## begin Given information
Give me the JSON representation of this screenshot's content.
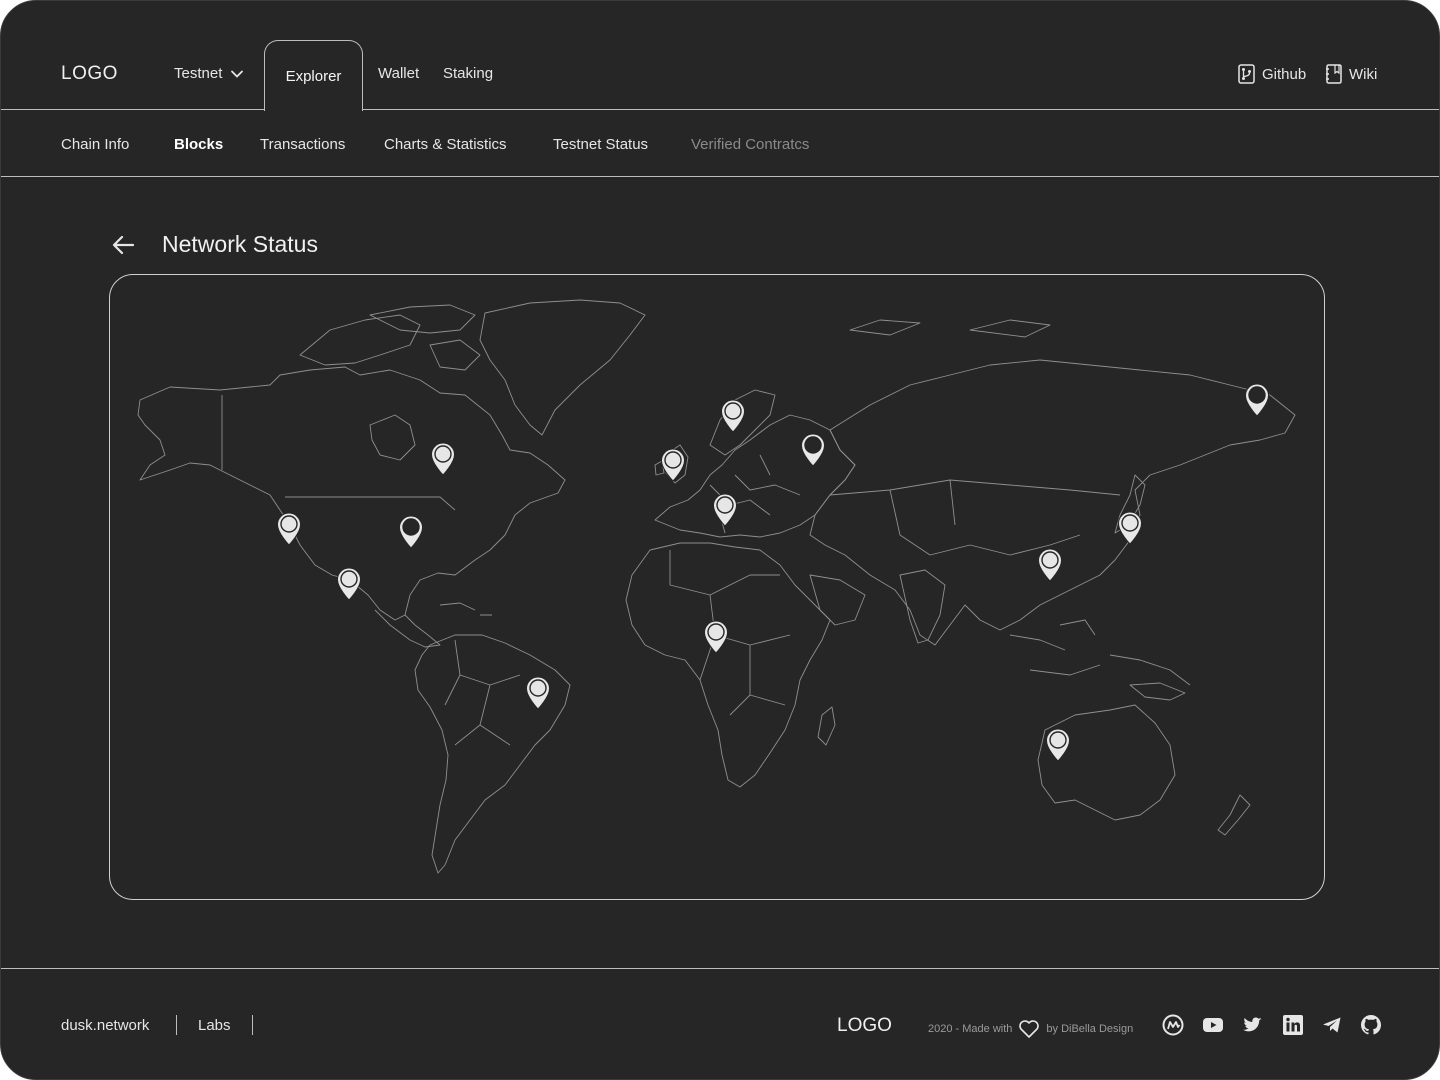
{
  "header": {
    "logo": "LOGO",
    "network_select": "Testnet",
    "tabs": [
      "Explorer",
      "Wallet",
      "Staking"
    ],
    "github_label": "Github",
    "wiki_label": "Wiki"
  },
  "subnav": {
    "items": [
      "Chain Info",
      "Blocks",
      "Transactions",
      "Charts & Statistics",
      "Testnet Status",
      "Verified Contratcs"
    ],
    "active": "Blocks"
  },
  "page": {
    "title": "Network Status"
  },
  "map": {
    "pins": [
      {
        "name": "north-america-canada",
        "status": "active"
      },
      {
        "name": "us-west",
        "status": "active"
      },
      {
        "name": "us-east",
        "status": "inactive"
      },
      {
        "name": "mexico",
        "status": "active"
      },
      {
        "name": "brazil",
        "status": "active"
      },
      {
        "name": "ireland",
        "status": "active"
      },
      {
        "name": "scandinavia",
        "status": "active"
      },
      {
        "name": "russia",
        "status": "inactive"
      },
      {
        "name": "central-europe",
        "status": "active"
      },
      {
        "name": "west-africa",
        "status": "active"
      },
      {
        "name": "china",
        "status": "active"
      },
      {
        "name": "japan",
        "status": "active"
      },
      {
        "name": "russia-far-east",
        "status": "inactive"
      },
      {
        "name": "australia",
        "status": "active"
      }
    ]
  },
  "footer": {
    "links": [
      "dusk.network",
      "Labs"
    ],
    "logo": "LOGO",
    "credit_prefix": "2020  - Made with",
    "credit_suffix": "by DiBella Design",
    "social_icons": [
      "coinmarketcap-icon",
      "youtube-icon",
      "twitter-icon",
      "linkedin-icon",
      "telegram-icon",
      "github-icon"
    ]
  },
  "colors": {
    "background": "#262626",
    "border": "#bdbdbd",
    "pin_active": "#e6e6e6",
    "pin_inactive": "#262626"
  }
}
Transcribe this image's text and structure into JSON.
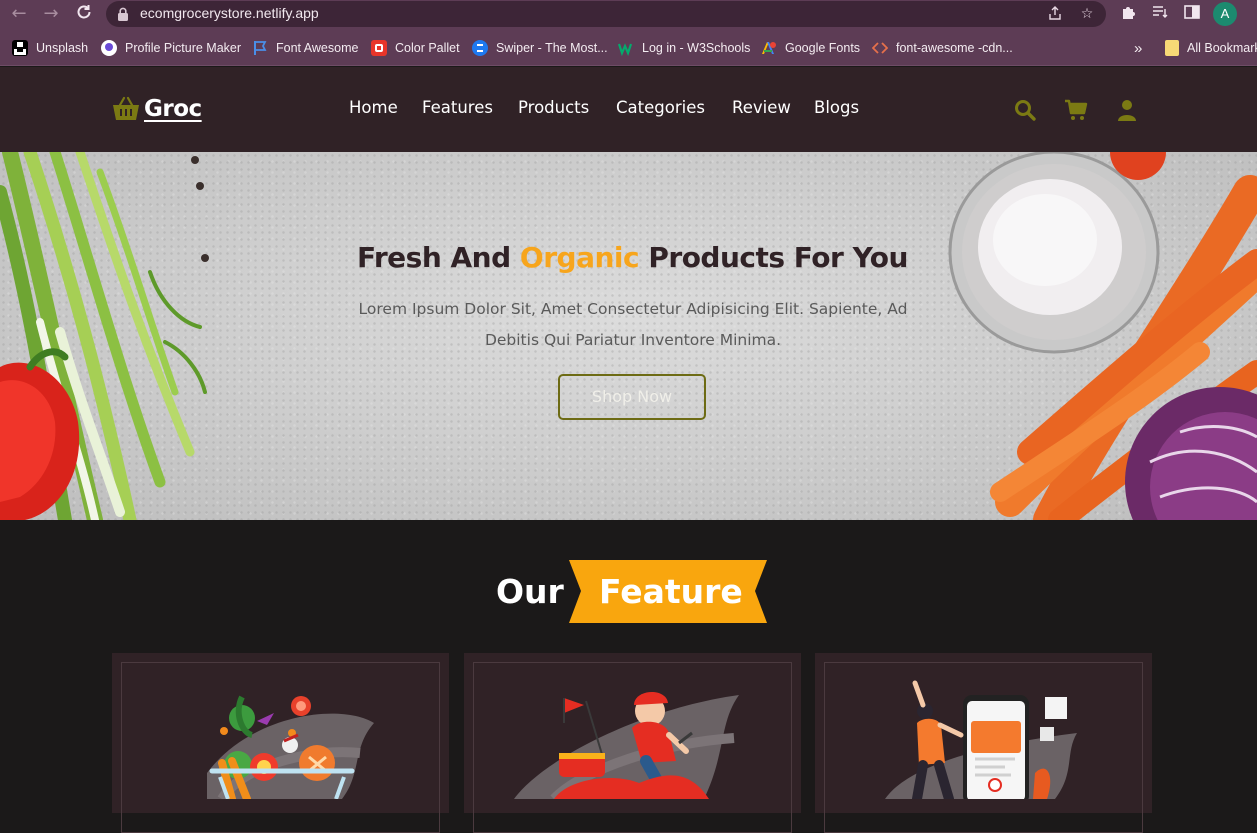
## end Given information
Goal >> Quote every line word for word and keep the images out of the copy.

Response to this exercise >>
Give me the JSON representation of this screenshot's content.
{
  "header": {
    "logo": "LOGO",
    "network_select": "Testnet",
    "tabs": [
      "Explorer",
      "Wallet",
      "Staking"
    ],
    "github_label": "Github",
    "wiki_label": "Wiki"
  },
  "subnav": {
    "items": [
      "Chain Info",
      "Blocks",
      "Transactions",
      "Charts & Statistics",
      "Testnet Status",
      "Verified Contratcs"
    ],
    "active": "Blocks"
  },
  "page": {
    "title": "Network Status"
  },
  "map": {
    "pins": [
      {
        "name": "north-america-canada",
        "status": "active"
      },
      {
        "name": "us-west",
        "status": "active"
      },
      {
        "name": "us-east",
        "status": "inactive"
      },
      {
        "name": "mexico",
        "status": "active"
      },
      {
        "name": "brazil",
        "status": "active"
      },
      {
        "name": "ireland",
        "status": "active"
      },
      {
        "name": "scandinavia",
        "status": "active"
      },
      {
        "name": "russia",
        "status": "inactive"
      },
      {
        "name": "central-europe",
        "status": "active"
      },
      {
        "name": "west-africa",
        "status": "active"
      },
      {
        "name": "china",
        "status": "active"
      },
      {
        "name": "japan",
        "status": "active"
      },
      {
        "name": "russia-far-east",
        "status": "inactive"
      },
      {
        "name": "australia",
        "status": "active"
      }
    ]
  },
  "footer": {
    "links": [
      "dusk.network",
      "Labs"
    ],
    "logo": "LOGO",
    "credit_prefix": "2020  - Made with",
    "credit_suffix": "by DiBella Design",
    "social_icons": [
      "coinmarketcap-icon",
      "youtube-icon",
      "twitter-icon",
      "linkedin-icon",
      "telegram-icon",
      "github-icon"
    ]
  },
  "colors": {
    "background": "#262626",
    "border": "#bdbdbd",
    "pin_active": "#e6e6e6",
    "pin_inactive": "#262626"
  }
}
Transcribe this image's text and structure into JSON.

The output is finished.